EXERCISE INSTRUCTIONS: Pick out every line holding the string "Desktop" and copy it.

MATERIAL FOR THIS TASK:
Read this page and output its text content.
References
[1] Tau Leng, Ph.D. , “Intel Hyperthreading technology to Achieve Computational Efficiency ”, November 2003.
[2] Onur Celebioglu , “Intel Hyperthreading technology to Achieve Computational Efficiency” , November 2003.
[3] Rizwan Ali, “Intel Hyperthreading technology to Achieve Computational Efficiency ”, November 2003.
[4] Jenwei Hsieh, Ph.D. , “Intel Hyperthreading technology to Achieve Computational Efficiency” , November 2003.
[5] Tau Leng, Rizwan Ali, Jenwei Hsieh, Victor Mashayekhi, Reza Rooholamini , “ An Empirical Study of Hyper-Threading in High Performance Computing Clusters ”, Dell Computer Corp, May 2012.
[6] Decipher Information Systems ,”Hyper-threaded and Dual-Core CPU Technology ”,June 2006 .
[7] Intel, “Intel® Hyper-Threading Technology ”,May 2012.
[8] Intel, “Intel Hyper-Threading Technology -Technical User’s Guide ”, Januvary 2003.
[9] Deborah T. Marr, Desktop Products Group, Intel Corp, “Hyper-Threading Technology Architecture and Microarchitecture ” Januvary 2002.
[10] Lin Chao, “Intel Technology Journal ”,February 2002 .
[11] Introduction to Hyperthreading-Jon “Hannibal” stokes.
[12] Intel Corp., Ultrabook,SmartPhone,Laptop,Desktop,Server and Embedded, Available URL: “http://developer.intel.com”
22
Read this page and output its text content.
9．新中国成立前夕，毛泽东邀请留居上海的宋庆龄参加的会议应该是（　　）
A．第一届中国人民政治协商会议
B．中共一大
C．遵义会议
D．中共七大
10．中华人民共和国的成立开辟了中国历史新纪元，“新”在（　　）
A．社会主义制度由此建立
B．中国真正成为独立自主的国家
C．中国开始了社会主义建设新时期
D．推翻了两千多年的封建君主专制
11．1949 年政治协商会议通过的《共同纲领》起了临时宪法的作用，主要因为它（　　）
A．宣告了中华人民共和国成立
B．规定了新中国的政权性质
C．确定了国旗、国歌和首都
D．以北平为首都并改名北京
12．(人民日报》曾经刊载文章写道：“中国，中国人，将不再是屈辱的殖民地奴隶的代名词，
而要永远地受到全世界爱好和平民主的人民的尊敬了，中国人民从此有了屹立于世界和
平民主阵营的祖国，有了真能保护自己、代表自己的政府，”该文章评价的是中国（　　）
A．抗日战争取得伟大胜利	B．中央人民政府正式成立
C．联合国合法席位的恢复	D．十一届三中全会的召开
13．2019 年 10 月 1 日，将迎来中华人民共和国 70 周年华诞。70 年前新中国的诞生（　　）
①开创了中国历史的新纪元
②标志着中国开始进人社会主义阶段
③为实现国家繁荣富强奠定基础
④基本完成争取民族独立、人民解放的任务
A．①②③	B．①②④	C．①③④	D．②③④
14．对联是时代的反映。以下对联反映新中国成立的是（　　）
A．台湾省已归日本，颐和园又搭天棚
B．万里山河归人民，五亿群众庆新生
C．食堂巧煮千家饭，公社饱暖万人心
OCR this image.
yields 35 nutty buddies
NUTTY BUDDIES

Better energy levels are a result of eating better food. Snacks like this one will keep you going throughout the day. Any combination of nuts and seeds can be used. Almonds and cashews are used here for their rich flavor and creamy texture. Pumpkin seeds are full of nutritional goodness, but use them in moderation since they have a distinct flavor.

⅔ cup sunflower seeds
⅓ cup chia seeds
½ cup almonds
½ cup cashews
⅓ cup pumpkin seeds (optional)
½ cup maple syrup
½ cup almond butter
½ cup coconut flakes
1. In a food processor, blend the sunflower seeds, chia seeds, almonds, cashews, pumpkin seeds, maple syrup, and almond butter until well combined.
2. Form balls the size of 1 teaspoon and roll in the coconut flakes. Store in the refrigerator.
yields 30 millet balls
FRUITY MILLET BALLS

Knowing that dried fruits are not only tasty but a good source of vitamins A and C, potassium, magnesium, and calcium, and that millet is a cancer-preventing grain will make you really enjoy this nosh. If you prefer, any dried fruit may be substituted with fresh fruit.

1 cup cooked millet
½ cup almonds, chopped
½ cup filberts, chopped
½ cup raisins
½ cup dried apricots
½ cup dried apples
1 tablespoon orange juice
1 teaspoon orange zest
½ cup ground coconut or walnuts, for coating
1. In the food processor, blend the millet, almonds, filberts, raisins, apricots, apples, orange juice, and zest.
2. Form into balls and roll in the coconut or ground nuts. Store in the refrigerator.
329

OUTPUT OF THE EXERCISE:
[9] Deborah T. Marr, Desktop Products Group, Intel Corp, “Hyper-Threading Technology Architecture and Microarchitecture ” Januvary 2002.
[12] Intel Corp., Ultrabook,SmartPhone,Laptop,Desktop,Server and Embedded, Available URL: “http://developer.intel.com”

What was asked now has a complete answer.